DATA TO PROCESS>
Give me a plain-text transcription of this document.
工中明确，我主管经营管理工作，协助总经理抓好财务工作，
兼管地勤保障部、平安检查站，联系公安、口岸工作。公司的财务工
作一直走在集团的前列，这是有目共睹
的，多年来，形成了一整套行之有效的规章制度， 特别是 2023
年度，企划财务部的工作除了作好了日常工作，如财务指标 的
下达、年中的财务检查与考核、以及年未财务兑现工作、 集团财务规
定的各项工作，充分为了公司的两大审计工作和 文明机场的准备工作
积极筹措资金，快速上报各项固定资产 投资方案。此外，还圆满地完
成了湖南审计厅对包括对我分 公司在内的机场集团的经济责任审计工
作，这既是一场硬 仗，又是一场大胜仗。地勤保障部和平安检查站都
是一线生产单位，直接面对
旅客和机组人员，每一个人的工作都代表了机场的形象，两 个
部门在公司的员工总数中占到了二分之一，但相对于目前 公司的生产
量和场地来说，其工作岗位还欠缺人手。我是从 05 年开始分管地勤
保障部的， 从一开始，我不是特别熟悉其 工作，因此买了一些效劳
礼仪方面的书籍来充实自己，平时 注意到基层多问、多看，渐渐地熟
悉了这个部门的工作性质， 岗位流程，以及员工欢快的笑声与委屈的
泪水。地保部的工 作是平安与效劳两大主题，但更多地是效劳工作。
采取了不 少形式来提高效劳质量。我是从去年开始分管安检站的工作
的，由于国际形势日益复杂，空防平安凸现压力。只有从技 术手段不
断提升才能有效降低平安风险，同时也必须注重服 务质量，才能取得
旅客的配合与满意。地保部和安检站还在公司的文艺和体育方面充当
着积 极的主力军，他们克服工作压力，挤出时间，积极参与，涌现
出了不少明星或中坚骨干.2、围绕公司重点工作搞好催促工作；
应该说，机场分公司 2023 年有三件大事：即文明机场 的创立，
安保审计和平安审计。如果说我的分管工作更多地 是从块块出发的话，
==
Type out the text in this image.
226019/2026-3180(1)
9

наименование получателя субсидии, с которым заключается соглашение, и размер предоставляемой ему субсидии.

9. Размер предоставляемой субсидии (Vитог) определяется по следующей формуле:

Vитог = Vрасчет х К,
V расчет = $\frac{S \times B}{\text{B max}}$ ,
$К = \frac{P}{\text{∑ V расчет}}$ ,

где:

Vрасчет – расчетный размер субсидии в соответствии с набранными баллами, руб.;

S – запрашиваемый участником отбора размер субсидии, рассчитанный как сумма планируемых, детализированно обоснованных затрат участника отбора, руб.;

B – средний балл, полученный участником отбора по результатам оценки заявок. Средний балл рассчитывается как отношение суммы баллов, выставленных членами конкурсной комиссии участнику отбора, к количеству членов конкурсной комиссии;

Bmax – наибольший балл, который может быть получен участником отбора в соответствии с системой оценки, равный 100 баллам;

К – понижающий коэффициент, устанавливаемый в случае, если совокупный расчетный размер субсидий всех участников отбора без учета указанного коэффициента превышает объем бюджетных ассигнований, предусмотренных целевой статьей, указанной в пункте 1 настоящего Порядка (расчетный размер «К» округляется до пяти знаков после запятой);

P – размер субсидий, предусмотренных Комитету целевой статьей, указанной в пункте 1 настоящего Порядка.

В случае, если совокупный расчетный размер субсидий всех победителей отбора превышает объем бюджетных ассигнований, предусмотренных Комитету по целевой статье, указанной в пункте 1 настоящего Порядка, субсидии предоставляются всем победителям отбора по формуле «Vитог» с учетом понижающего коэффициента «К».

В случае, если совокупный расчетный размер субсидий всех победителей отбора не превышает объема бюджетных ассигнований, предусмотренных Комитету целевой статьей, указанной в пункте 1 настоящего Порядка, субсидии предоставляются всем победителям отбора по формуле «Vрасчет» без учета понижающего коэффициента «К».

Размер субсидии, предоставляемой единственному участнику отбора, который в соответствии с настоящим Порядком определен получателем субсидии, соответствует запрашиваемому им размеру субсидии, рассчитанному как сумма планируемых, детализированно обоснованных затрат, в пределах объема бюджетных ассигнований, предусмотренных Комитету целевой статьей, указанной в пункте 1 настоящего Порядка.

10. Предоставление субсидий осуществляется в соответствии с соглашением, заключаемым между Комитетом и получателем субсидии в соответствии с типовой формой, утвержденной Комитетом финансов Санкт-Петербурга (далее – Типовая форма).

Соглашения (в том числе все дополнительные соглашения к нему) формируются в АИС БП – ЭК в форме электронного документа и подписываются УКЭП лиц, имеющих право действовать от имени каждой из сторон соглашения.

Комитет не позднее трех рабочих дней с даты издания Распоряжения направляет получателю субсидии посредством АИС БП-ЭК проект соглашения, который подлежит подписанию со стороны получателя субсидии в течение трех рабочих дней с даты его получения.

WHAT IS NEEDED>
Copy each line in the data that holds the word "участнику".

WRITTEN SOLUTION>
B – средний балл, полученный участником отбора по результатам оценки заявок. Средний балл рассчитывается как отношение суммы баллов, выставленных членами конкурсной комиссии участнику отбора, к количеству членов конкурсной комиссии;
Размер субсидии, предоставляемой единственному участнику отбора, который в соответствии с настоящим Порядком определен получателем субсидии, соответствует запрашиваемому им размеру субсидии, рассчитанному как сумма планируемых, детализированно обоснованных затрат, в пределах объема бюджетных ассигнований, предусмотренных Комитету целевой статьей, указанной в пункте 1 настоящего Порядка.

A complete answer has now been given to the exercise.